### Text provided

What brought this up was the fact that past articles have been getting some attention lately and reminded me that I should give folks whatever information I have accumulated over the past seven years to use and/or pass on to others similarly afflicted.

To briefly summarize, on 1 April 2009, at 4:39p, I had a sudden wave of powerful flu-like symptoms come over me, to where I barely had the energy to climbs a flight of stairs.  I lay down for a few minutes, hoping it would pass.  When I opened my eyes, everything was washed out, as if overexposed.  Overnight, the situation deteriorated into complete and profound blindness, not to mention an overwhelming feeling of exhaustion and other milder symptoms.  Keep in mind that in the previous 48 years, I had never had any indication that I might get struck with Multiple Sclerosis.

I spent the next week in the hospital getting mega-doses of prednisone, a rather powerful corticosteroid, to reduce swelling around the optic nerves.  I spent the next five weeks at home popping piles of pills (lovely alliteration that) and around week 3, my vision started to return a bit at a time, which was joyful, but the steroids were causing extremely painful burning in my legs, to the point where the slightest touch on my skin sent waves of pain throughout.

By the time I was weaned off the steroids, I had regained about 20% of my vision.  I went from being an award-winning director/cameraman/editor who could tell the difference between every single chip on a PMS color chart, to seeing the world as an Impressionist painting in gray-scale.  At this point, my right eye is nearly blind and my right ear screams most of the time.  My left eye and ear are a bit better.  I have also lost feeling in the middle three toes of both feet and my sense of balance is shot to hell.

So, in the last seven years, in addition to retasking my skills and talents, I have been seeking various treatments and possible cures for my condition, and sharing the experience with readers who might be able to help others with the information.

The series of articles began with my first experience with acupuncture.  My thinking was the since my optic nerves (and likely auditory as well) were literally dead in the centers, perhaps stimulating the nerves directly would offer some relief.

I underwent twice-a-week treatments of 15 minutes each for three months.  Each treatment involved inserting hair-thin needles in the various nerves of my face and head, including directly under my eye balls, which was a bit disconcerting.  The needles were then connected to a "thumper" that sent a mild electric pulse directly to the nerves.

This is actually not very painful when done right.  If the needle goes directly into the nerve, there is no pain and the pulse feels like someone tapping you.  If it goes into the muscle, it stings like a wasp and the pulse makes the muscle twitch rather painfully.

The net result was that I gained significant brightness at the end of each session, though not much clarity, and the effect faded over 48 hours.  I did, however, regain a significant amount of color vision, which has persisted now for seven years without fading.

There was some benefit for hearing and touch, as well, though it has slowly gone down over the years.  I should probably try another round of acupuncture to see if I can gain anything at this late stage.

######

Exercise requirements
1. Write out the stretch of the multiple sclerosis account from "This is actually" through "this late stage.".
2. According to the multiple sclerosis account, how often and for how long were the acupuncture treatments given?

### Recorded information

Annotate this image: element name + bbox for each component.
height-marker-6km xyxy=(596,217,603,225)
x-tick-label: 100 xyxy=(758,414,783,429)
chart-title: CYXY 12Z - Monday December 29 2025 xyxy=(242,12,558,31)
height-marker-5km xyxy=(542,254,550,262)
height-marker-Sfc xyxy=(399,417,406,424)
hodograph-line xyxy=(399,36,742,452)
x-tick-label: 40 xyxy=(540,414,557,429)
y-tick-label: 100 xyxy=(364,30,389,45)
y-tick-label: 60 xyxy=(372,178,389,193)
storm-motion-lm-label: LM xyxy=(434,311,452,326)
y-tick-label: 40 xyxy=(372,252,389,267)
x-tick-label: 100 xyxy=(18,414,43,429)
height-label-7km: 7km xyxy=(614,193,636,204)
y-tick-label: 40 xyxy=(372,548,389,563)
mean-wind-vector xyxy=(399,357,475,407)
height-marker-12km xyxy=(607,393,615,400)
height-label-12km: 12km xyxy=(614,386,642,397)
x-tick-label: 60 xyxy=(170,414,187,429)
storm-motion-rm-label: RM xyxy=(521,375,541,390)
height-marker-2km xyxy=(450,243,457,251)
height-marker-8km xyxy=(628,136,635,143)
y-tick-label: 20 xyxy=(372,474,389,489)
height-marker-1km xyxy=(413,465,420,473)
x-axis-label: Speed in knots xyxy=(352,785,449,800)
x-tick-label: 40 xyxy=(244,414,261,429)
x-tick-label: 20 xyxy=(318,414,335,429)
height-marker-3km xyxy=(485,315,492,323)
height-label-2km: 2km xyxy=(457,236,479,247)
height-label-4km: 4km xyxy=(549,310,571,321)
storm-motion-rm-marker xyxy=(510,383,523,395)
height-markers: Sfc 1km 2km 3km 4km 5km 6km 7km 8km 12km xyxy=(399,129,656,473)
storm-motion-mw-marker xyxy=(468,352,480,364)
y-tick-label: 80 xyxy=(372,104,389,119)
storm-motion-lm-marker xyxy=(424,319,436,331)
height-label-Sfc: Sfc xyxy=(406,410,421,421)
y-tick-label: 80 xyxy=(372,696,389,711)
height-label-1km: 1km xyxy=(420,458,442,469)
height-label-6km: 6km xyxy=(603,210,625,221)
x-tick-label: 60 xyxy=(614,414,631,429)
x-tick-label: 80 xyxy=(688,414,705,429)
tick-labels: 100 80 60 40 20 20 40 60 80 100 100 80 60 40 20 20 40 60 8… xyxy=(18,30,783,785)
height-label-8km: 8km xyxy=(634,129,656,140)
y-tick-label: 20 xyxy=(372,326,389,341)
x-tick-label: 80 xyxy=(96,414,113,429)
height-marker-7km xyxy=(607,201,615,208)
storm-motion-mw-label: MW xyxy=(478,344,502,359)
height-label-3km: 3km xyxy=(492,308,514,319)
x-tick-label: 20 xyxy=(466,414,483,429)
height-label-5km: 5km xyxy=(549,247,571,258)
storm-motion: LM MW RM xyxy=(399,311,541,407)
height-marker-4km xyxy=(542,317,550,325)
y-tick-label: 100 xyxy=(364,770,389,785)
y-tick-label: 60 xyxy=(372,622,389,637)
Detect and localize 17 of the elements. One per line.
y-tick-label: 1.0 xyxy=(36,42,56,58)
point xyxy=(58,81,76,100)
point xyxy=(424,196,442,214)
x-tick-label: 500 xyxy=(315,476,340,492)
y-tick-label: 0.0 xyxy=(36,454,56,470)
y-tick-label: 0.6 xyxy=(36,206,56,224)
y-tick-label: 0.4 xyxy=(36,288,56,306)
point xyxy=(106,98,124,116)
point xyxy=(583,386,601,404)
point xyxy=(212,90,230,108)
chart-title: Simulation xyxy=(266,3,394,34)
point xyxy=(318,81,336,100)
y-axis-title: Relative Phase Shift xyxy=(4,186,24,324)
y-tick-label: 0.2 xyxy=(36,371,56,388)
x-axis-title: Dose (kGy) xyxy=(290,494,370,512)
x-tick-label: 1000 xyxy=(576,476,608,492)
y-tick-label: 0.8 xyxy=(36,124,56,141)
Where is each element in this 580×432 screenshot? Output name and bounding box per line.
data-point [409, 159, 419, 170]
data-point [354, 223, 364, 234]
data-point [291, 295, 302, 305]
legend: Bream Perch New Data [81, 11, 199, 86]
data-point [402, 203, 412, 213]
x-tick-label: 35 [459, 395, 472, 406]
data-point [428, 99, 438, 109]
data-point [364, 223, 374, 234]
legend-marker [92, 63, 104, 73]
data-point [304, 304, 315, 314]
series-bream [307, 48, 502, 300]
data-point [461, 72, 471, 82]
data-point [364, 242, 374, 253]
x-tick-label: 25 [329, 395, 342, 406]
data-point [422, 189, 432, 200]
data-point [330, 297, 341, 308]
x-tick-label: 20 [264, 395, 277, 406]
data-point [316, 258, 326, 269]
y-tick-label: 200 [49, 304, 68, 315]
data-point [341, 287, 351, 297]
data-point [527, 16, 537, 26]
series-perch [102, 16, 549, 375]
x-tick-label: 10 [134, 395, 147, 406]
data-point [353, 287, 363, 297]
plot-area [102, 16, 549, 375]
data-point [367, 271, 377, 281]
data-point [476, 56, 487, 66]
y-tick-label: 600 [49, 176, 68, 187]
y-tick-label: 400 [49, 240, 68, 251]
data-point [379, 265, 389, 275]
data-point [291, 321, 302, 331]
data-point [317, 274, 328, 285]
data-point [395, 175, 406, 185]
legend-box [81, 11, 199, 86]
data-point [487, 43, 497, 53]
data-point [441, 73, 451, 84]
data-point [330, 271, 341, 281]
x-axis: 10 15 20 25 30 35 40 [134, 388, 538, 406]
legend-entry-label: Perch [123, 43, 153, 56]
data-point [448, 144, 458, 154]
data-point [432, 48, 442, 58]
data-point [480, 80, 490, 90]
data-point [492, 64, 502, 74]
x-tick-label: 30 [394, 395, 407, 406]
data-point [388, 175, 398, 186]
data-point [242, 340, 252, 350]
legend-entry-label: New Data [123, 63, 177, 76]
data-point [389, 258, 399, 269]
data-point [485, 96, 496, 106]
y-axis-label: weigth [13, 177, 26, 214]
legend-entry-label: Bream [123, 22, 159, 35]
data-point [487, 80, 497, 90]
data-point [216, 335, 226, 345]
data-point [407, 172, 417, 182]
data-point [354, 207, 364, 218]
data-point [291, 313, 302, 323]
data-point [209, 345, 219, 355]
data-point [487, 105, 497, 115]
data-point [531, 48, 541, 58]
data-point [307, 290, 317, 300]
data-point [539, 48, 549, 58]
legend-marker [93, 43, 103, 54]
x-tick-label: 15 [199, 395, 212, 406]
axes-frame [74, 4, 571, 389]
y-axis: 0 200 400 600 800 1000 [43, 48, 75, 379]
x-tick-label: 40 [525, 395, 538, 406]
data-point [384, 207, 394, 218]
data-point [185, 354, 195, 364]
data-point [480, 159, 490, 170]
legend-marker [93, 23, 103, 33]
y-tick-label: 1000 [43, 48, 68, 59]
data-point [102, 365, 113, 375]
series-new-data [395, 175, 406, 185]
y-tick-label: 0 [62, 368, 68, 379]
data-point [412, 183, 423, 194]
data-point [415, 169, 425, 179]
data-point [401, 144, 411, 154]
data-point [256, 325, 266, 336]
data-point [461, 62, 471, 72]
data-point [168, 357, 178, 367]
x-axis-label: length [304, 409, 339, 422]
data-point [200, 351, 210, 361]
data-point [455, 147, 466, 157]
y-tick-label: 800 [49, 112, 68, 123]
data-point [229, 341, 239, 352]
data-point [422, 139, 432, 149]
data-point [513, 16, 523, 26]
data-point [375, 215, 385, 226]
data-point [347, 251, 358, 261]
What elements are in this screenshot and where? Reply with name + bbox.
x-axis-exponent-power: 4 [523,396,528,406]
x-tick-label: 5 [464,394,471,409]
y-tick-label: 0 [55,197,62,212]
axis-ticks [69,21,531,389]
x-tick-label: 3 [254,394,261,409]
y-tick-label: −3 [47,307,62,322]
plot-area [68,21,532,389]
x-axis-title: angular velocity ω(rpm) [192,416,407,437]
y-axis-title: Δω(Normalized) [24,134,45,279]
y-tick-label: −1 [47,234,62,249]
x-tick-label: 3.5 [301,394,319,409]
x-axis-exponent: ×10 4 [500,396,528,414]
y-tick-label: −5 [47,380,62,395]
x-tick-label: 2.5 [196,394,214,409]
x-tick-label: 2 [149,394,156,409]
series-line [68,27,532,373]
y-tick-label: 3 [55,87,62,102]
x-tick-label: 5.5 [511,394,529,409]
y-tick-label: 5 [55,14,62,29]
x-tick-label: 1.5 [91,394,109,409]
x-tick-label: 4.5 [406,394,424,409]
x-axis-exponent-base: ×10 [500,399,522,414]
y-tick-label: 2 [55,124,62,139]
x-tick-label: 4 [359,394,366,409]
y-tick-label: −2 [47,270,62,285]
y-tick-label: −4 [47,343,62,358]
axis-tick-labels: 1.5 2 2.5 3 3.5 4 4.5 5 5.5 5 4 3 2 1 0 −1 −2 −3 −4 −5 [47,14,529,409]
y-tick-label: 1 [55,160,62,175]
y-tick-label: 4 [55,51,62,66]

######

Answer list
1.
This is actually not very painful when done right.  If the needle goes directly into the nerve, there is no pain and the pulse feels like someone tapping you.  If it goes into the muscle, it stings like a wasp and the pulse makes the muscle twitch rather painfully.

The net result was that I gained significant brightness at the end of each session, though not much clarity, and the effect faded over 48 hours.  I did, however, regain a significant amount of color vision, which has persisted now for seven years without fading.

There was some benefit for hearing and touch, as well, though it has slowly gone down over the years.  I should probably try another round of acupuncture to see if I can gain anything at this late stage.

2. Twice a week, 15 minutes each, for three months.